* OBJETIVO DO EXERCÍCIO *
Copie, sem qualquer alteração, o trecho da notícia sobre a recondução de Paulo Gonet que vai de "A Comissão de" até "e 10 contra.".

* TRECHO *
○ ○ ○

A Comissão de Constituição e Justiça (CCJ) do Senado Federal aprovou, nesta quarta-feira (12), a recondução do atual Procurador-Geral da República (PGR), Paulo Gonet, para mais dois anos no cargo. O resultado da votação foi de 17 votos a favor e 10 contra.
Indicado pelo presidente Luiz Inácio Lula da Silva, Gonet foi sabatinado pelos senadores da CCJ e agora terá seu nome analisado pelo Plenário do Senado ainda hoje para a confirmação final.
Confronto de Visões na Sabatina
Durante a sabatina, o PGR fez um balanço de sua gestão, mas precisou rebater duras críticas de senadores da oposição, em especial sobre a atuação do Ministério Público Federal (MPF) nos inquéritos relacionados à chamada trama golpista.
- Acusação de Perseguição: O senador Jorge Seif (PL-SC) acusou Gonet de participar de um “conluio” para perseguir o ex-presidente Jair Bolsonaro. “Estão fazendo uma covardia, uma perseguição com o Bolsonaro, inclusive sob patrocínio do Ministério Público Federal, infelizmente”, declarou Seif.
- Defesa do PGR: Gonet negou veementemente qualquer perseguição e assegurou que sua atuação é técnica e sem objetivo partidário. Ele citou o arquivamento do inquérito contra Bolsonaro sobre suposta fraude no cartão de vacinação como prova de que não hesita em agir quando faltam elementos probatórios.
- Apoio do MDB: Por outro lado, o senador Renan Calheiros (MDB-AL) defendeu a atuação do MPF, afirmando que sempre foi “óbvia a inclinação do ex-presidente Bolsonaro para o golpe de Estado”.
🔎 Atuação Discreta e Fim da Mídia
Um dos principais pontos defendidos por Paulo Gonet e elogiados pelo relator de sua indicação, senador Omar Aziz (MDB-AM), foi a mudança na postura da PGR para evitar a exposição midiática.
“As atividades do Ministério Público Federal, propositadamente, não buscam mais a exposição mediática. O que nós queremos é realizar nossa função”, afirmou Gonet, defendendo que a atuação seja concentrada “nos autos e não pela imprensa tentando ganhar um like a mais, um like a menos”.
Polêmica sobre Gênero nas Escolas
Apesar do voto favorável, o senador Fabiano Contarato (PT-ES) criticou a posição de Gonet em relação à Lei estadual 12.479 de 2025, do Espírito Santo. Em parecer, o PGR considerou constitucional a lei que dá aos pais o direito de proibir a participação de seus filhos em atividades pedagógicas relacionadas a gênero nas escolas estaduais.
Contarato argumentou que a posição prejudica o combate à desigualdade no país. Gonet respondeu que a lei capixaba não proíbe o assunto, mas promove uma “ponderação entre o poder paterno, entre o direito da família de definir como que os seus filhos vão receber informações que são relevantes para o desenvolvimento da sua personalidade”.
O PGR encerrou sua participação detalhando o trabalho da PGR no combate ao crime organizado transnacional e defendendo que esse combate deve ser feito sempre com respeito aos direitos fundamentais e à dignidade da pessoa humana.

○ ○ ○

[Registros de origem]
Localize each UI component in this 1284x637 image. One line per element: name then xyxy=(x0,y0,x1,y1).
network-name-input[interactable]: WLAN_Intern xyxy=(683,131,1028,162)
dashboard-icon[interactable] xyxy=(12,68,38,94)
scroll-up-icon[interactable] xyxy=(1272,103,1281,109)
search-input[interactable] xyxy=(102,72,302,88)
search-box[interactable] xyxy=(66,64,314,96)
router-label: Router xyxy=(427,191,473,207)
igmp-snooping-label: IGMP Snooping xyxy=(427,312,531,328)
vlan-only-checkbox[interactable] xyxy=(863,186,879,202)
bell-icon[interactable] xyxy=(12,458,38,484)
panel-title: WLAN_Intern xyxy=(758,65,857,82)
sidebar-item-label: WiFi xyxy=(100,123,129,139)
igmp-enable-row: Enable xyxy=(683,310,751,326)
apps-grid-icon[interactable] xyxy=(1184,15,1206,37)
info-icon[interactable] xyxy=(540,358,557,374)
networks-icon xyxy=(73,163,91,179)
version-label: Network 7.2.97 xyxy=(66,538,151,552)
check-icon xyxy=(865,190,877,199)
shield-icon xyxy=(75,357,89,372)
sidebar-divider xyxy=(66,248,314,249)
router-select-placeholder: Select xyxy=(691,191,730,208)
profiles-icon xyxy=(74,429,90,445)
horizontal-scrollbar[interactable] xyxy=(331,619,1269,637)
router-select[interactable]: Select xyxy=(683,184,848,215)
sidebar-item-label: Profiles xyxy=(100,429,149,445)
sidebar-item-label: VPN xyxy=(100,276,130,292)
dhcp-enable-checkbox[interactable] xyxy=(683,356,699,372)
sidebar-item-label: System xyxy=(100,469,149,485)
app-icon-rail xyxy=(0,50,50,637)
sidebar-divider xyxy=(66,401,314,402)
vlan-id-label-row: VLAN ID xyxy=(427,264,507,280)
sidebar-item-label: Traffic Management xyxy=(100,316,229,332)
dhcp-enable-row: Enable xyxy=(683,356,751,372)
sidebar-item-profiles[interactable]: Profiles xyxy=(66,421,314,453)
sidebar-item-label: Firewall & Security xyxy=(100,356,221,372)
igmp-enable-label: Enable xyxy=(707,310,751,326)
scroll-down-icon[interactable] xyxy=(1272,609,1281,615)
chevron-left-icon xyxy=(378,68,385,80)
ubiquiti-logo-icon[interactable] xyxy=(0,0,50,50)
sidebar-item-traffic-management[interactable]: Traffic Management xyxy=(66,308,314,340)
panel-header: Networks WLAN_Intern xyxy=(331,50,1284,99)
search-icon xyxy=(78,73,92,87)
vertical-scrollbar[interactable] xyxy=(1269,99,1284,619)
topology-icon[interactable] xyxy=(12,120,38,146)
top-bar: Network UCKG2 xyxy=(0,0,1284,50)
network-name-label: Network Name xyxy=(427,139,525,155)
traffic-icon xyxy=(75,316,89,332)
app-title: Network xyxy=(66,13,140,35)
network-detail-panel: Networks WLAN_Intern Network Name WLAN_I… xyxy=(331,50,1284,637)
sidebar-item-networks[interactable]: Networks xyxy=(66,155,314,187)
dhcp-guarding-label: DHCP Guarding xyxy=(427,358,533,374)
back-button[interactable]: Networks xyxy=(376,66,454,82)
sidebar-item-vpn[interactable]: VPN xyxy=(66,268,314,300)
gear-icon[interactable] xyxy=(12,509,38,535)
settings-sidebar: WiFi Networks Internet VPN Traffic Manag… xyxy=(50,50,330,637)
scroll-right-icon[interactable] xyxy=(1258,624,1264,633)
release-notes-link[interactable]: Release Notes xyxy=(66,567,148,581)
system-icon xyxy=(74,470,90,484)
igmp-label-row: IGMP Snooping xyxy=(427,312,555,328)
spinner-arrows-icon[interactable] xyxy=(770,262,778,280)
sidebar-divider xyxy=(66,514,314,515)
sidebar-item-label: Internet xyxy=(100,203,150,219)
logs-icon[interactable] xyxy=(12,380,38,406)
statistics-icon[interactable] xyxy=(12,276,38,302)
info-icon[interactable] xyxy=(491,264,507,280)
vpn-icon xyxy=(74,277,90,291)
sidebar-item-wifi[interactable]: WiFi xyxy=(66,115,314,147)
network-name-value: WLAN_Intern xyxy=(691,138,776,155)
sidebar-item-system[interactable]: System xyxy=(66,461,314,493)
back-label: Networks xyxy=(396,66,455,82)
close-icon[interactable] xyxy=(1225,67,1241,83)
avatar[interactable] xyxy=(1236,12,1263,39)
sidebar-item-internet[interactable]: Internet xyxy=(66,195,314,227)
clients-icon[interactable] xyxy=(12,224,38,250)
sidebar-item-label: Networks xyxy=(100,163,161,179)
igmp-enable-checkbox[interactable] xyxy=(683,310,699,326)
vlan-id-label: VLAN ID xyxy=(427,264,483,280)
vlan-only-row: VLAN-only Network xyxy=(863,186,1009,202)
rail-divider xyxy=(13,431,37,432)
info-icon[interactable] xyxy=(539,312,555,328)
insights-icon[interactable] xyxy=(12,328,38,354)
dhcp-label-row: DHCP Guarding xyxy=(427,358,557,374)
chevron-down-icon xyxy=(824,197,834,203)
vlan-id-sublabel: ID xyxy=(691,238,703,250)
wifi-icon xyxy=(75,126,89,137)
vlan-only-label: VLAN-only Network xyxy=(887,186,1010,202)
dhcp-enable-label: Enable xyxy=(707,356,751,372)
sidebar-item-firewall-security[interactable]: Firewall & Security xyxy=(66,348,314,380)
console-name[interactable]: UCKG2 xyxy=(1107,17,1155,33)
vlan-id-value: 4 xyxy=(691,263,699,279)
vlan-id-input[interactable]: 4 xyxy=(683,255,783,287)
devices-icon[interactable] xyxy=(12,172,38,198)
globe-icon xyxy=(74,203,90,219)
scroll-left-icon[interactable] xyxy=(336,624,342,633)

○ ○ ○

* RESOLUÇÃO *
A Comissão de Constituição e Justiça (CCJ) do Senado Federal aprovou, nesta quarta-feira (12), a recondução do atual Procurador-Geral da República (PGR), Paulo Gonet, para mais dois anos no cargo. O resultado da votação foi de 17 votos a favor e 10 contra.